### [Written problem]
Pull out every line of the listing below where "bilgilerine" appears.

### [Part of a data file]
═══
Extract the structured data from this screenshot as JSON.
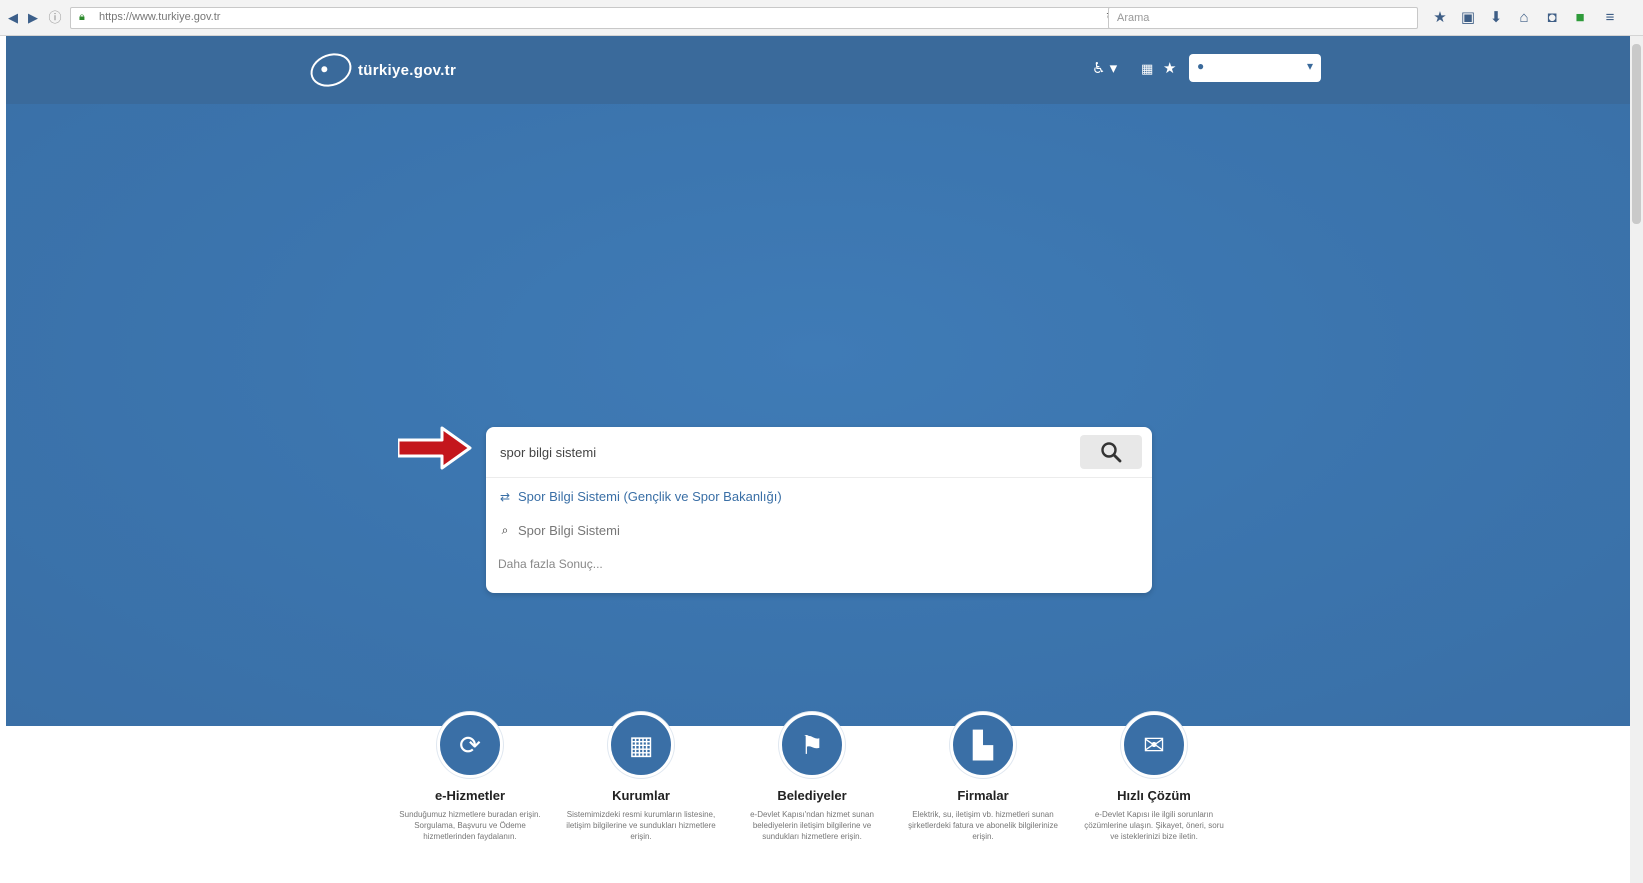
{
  "browser": {
    "url": "https://www.turkiye.gov.tr",
    "search_placeholder": "Arama"
  },
  "header": {
    "logo_text": "türkiye.gov.tr"
  },
  "search": {
    "value": "spor bilgi sistemi",
    "suggestions": [
      {
        "label": "Spor Bilgi Sistemi (Gençlik ve Spor Bakanlığı)",
        "icon": "service-icon"
      },
      {
        "label": "Spor Bilgi Sistemi",
        "icon": "search-icon"
      }
    ],
    "more_results": "Daha fazla Sonuç..."
  },
  "categories": [
    {
      "title": "e-Hizmetler",
      "icon": "refresh-icon",
      "description": "Sunduğumuz hizmetlere buradan erişin. Sorgulama, Başvuru ve Ödeme hizmetlerinden faydalanın."
    },
    {
      "title": "Kurumlar",
      "icon": "building-icon",
      "description": "Sistemimizdeki resmi kurumların listesine, iletişim bilgilerine ve sundukları hizmetlere erişin."
    },
    {
      "title": "Belediyeler",
      "icon": "signpost-icon",
      "description": "e-Devlet Kapısı'ndan hizmet sunan belediyelerin iletişim bilgilerine ve sundukları hizmetlere erişin."
    },
    {
      "title": "Firmalar",
      "icon": "factory-icon",
      "description": "Elektrik, su, iletişim vb. hizmetleri sunan şirketlerdeki fatura ve abonelik bilgilerinize erişin."
    },
    {
      "title": "Hızlı Çözüm",
      "icon": "chat-icon",
      "description": "e-Devlet Kapısı ile ilgili sorunların çözümlerine ulaşın. Şikayet, öneri, soru ve isteklerinizi bize iletin."
    }
  ],
  "colors": {
    "brand_blue": "#3a6fa6",
    "arrow_red": "#c4161c"
  }
}
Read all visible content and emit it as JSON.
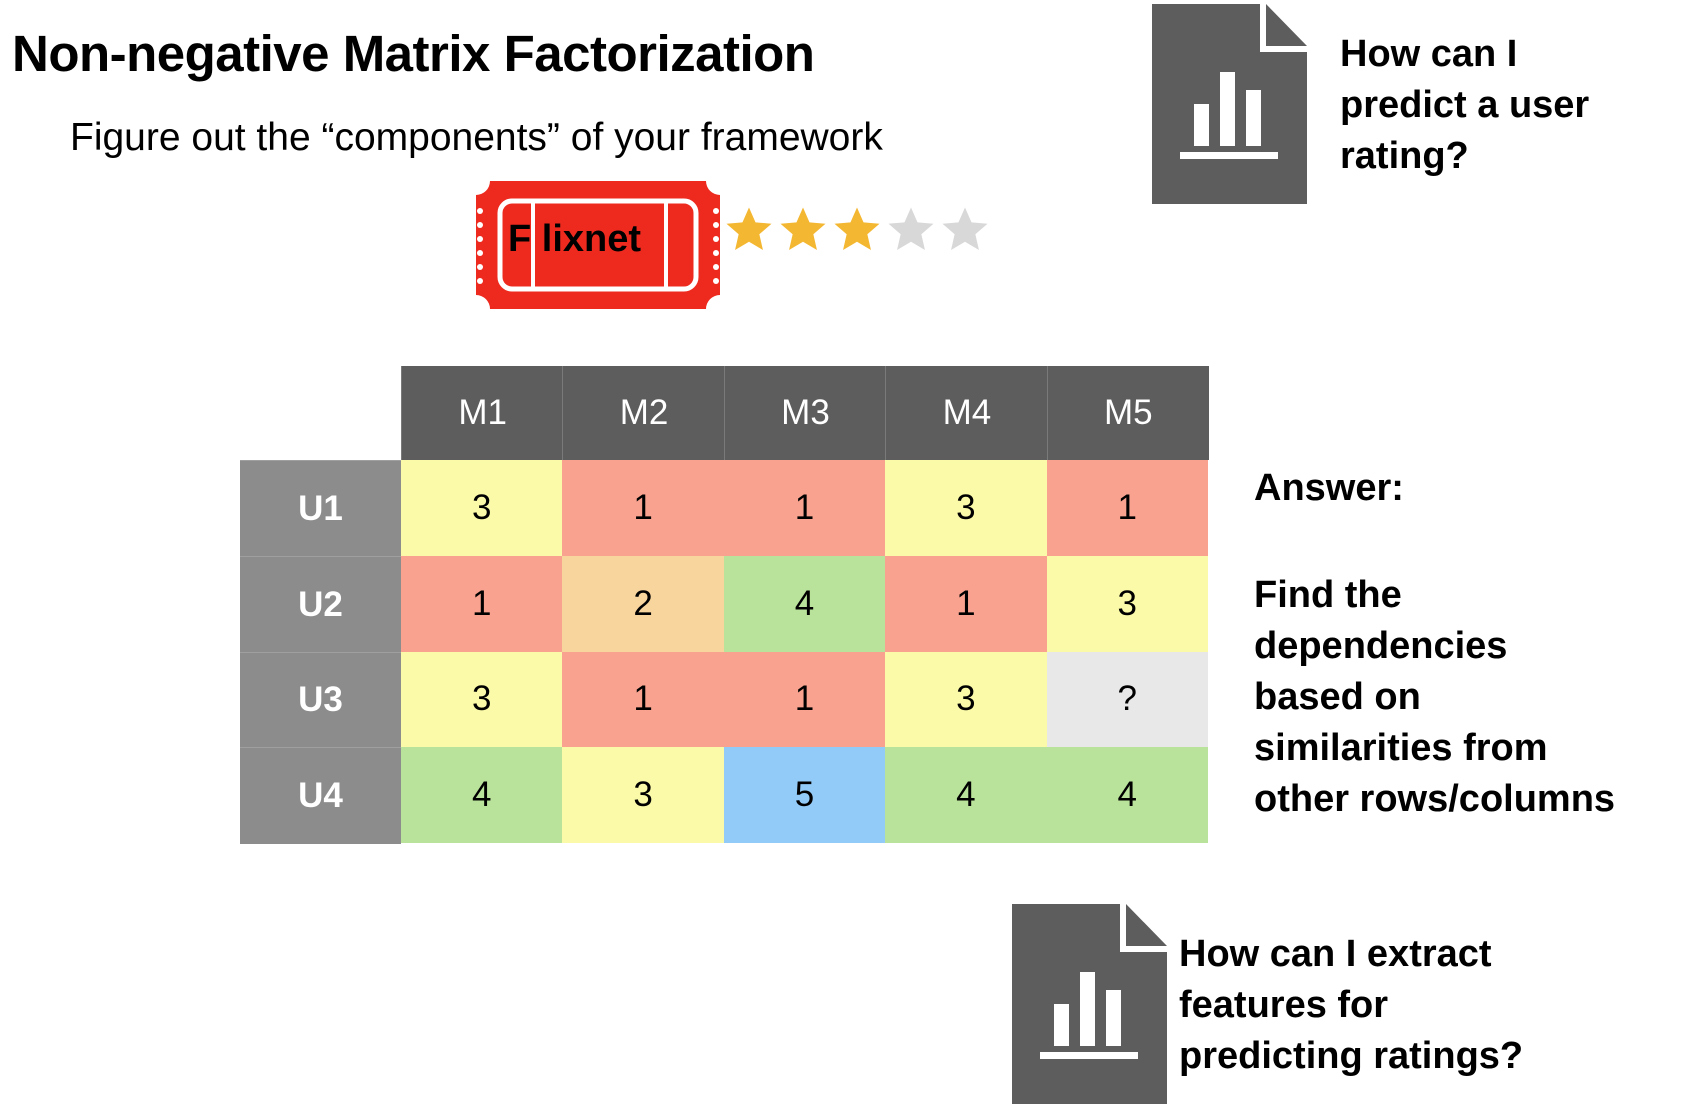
{
  "title": "Non-negative Matrix Factorization",
  "subtitle": "Figure out the “components” of your framework",
  "logo": {
    "text": "F lixnet",
    "color": "#ee2a1f"
  },
  "rating": {
    "stars_filled": 3,
    "stars_total": 5,
    "filled_color": "#f4b731",
    "empty_color": "#d8d8d8"
  },
  "question_top": [
    "How can I",
    "predict a user",
    "rating?"
  ],
  "question_bottom": [
    "How can I extract",
    "features for",
    "predicting ratings?"
  ],
  "answer": {
    "label": "Answer:",
    "lines": [
      "Find the",
      "dependencies",
      "based on",
      "similarities from",
      "other rows/columns"
    ]
  },
  "matrix": {
    "columns": [
      "M1",
      "M2",
      "M3",
      "M4",
      "M5"
    ],
    "rows": [
      {
        "label": "U1",
        "values": [
          "3",
          "1",
          "1",
          "3",
          "1"
        ]
      },
      {
        "label": "U2",
        "values": [
          "1",
          "2",
          "4",
          "1",
          "3"
        ]
      },
      {
        "label": "U3",
        "values": [
          "3",
          "1",
          "1",
          "3",
          "?"
        ]
      },
      {
        "label": "U4",
        "values": [
          "4",
          "3",
          "5",
          "4",
          "4"
        ]
      }
    ],
    "value_colors": {
      "1": "#f8a28f",
      "2": "#f9d59e",
      "3": "#fbfaa8",
      "4": "#b9e39a",
      "5": "#93cbf8",
      "?": "#e8e8e8"
    },
    "header_color": "#5d5d5d",
    "row_header_color": "#8c8c8c"
  }
}
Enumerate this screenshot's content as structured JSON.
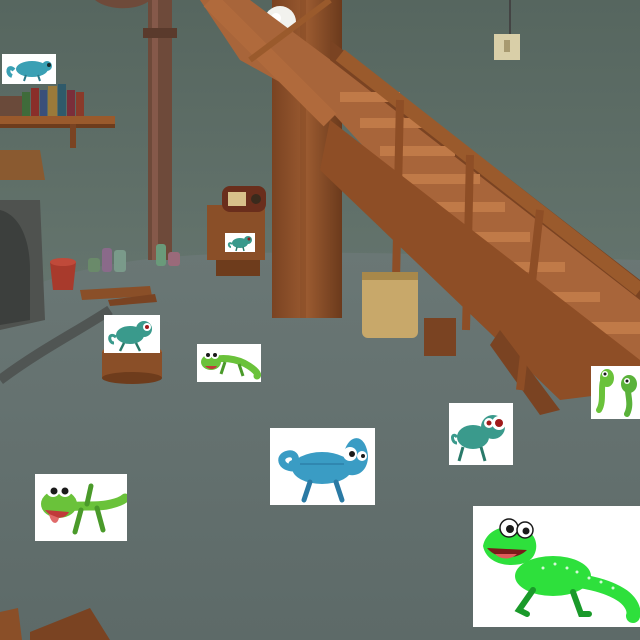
{
  "scene": {
    "setting": "basement-room-with-wooden-staircase",
    "colors": {
      "wall": "#5e6e68",
      "floor": "#6b7876",
      "wood": "#9a5a2c",
      "wood_dark": "#6e3c1c",
      "lamp": "#f2f2ee"
    }
  },
  "lizards": [
    {
      "id": "blue-chameleon-on-shelf",
      "kind": "chameleon",
      "body_color": "#3aa0b4"
    },
    {
      "id": "teal-chameleon-on-radio",
      "kind": "chameleon",
      "body_color": "#3a9a8c"
    },
    {
      "id": "teal-chameleon-on-stump",
      "kind": "chameleon",
      "body_color": "#3a9a8c"
    },
    {
      "id": "green-gecko-middle",
      "kind": "gecko",
      "body_color": "#6ac23a"
    },
    {
      "id": "green-geckos-pair-right",
      "kind": "gecko-pair",
      "body_color": "#6ac23a"
    },
    {
      "id": "teal-chameleon-right",
      "kind": "chameleon",
      "body_color": "#3a9a8c"
    },
    {
      "id": "blue-chameleon-center",
      "kind": "chameleon",
      "body_color": "#3a9cc4"
    },
    {
      "id": "green-gecko-left",
      "kind": "gecko",
      "body_color": "#6ac23a"
    },
    {
      "id": "bright-green-gecko-large",
      "kind": "gecko",
      "body_color": "#2ee03c"
    }
  ]
}
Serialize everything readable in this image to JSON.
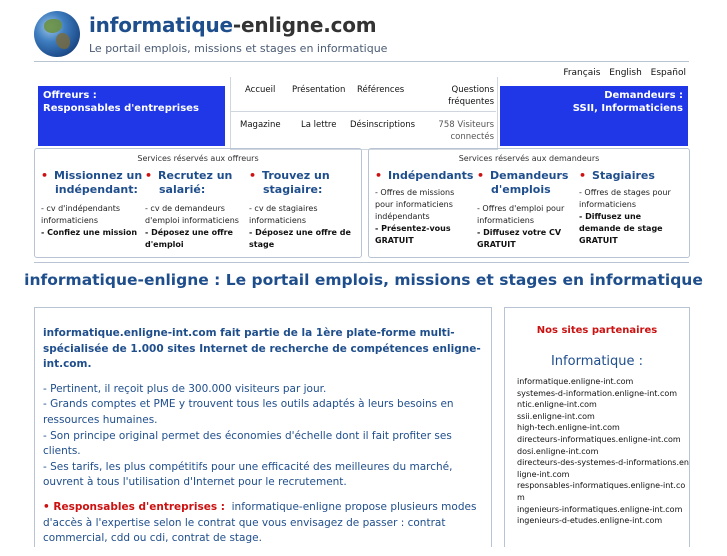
{
  "header": {
    "title_main": "informatique",
    "title_rest": "-enligne.com",
    "tagline": "Le portail emplois, missions et stages en informatique"
  },
  "languages": [
    "Français",
    "English",
    "Español"
  ],
  "offreurs": {
    "line1": "Offreurs :",
    "line2": "Responsables d'entreprises"
  },
  "demandeurs": {
    "line1": "Demandeurs :",
    "line2": "SSII, Informaticiens"
  },
  "nav": {
    "accueil": "Accueil",
    "presentation": "Présentation",
    "references": "Références",
    "questions_1": "Questions",
    "questions_2": "fréquentes",
    "magazine": "Magazine",
    "lettre": "La lettre",
    "desinscriptions": "Désinscriptions",
    "visitors_1": "758 Visiteurs",
    "visitors_2": "connectés"
  },
  "offer_panel": {
    "heading": "Services réservés aux offreurs",
    "col1": {
      "t1": "Missionnez un",
      "t2": "indépendant:",
      "l1": "- cv d'indépendants",
      "l2": "informaticiens",
      "l3": "- Confiez une mission"
    },
    "col2": {
      "t1": "Recrutez un",
      "t2": "salarié:",
      "l1": "- cv de demandeurs",
      "l2": "d'emploi informaticiens",
      "l3": "- Déposez une offre",
      "l4": "d'emploi"
    },
    "col3": {
      "t1": "Trouvez un",
      "t2": "stagiaire:",
      "l1": "- cv de stagiaires",
      "l2": "informaticiens",
      "l3": "- Déposez une offre de",
      "l4": "stage"
    }
  },
  "demand_panel": {
    "heading": "Services réservés aux demandeurs",
    "col1": {
      "t1": "Indépendants",
      "l1": "- Offres de missions",
      "l2": "pour informaticiens",
      "l3": "indépendants",
      "l4": "- Présentez-vous",
      "l5": "GRATUIT"
    },
    "col2": {
      "t1": "Demandeurs",
      "t2": "d'emplois",
      "l1": "- Offres d'emploi pour",
      "l2": "informaticiens",
      "l3": "- Diffusez votre CV",
      "l4": "GRATUIT"
    },
    "col3": {
      "t1": "Stagiaires",
      "l1": "- Offres de stages pour",
      "l2": "informaticiens",
      "l3": "- Diffusez une",
      "l4": "demande de stage",
      "l5": "GRATUIT"
    }
  },
  "main_title": "informatique-enligne : Le portail emplois, missions et stages en informatique",
  "main": {
    "intro": "informatique.enligne-int.com fait partie de la 1ère plate-forme multi-spécialisée de 1.000 sites Internet de recherche de compétences enligne-int.com.",
    "p1": "- Pertinent, il reçoit plus de 300.000 visiteurs par jour.",
    "p2": "- Grands comptes et PME y trouvent tous les outils adaptés à leurs besoins en ressources humaines.",
    "p3": "- Son principe original permet des économies d'échelle dont il fait profiter ses clients.",
    "p4": "- Ses tarifs, les plus compétitifs pour une efficacité des meilleures du marché, ouvrent à tous l'utilisation d'Internet pour le recrutement.",
    "resp_label": "Responsables d'entreprises :",
    "resp_text": "informatique-enligne propose plusieurs modes d'accès à l'expertise selon le contrat que vous envisagez de passer : contrat commercial, cdd ou cdi, contrat de stage."
  },
  "partners": {
    "title": "Nos sites partenaires",
    "subtitle": "Informatique :",
    "sites": [
      "informatique.enligne-int.com",
      "systemes-d-information.enligne-int.com",
      "ntic.enligne-int.com",
      "ssii.enligne-int.com",
      "high-tech.enligne-int.com",
      "directeurs-informatiques.enligne-int.com",
      "dosi.enligne-int.com",
      "directeurs-des-systemes-d-informations.enligne-int.com",
      "responsables-informatiques.enligne-int.com",
      "ingenieurs-informatiques.enligne-int.com",
      "ingenieurs-d-etudes.enligne-int.com"
    ]
  }
}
═══
### [Task answer]
      "description": "Sistemimizdeki resmi kurumların listesine, iletişim bilgilerine ve sundukları hizmetlere erişin."
      "description": "e-Devlet Kapısı'ndan hizmet sunan belediyelerin iletişim bilgilerine ve sundukları hizmetlere erişin."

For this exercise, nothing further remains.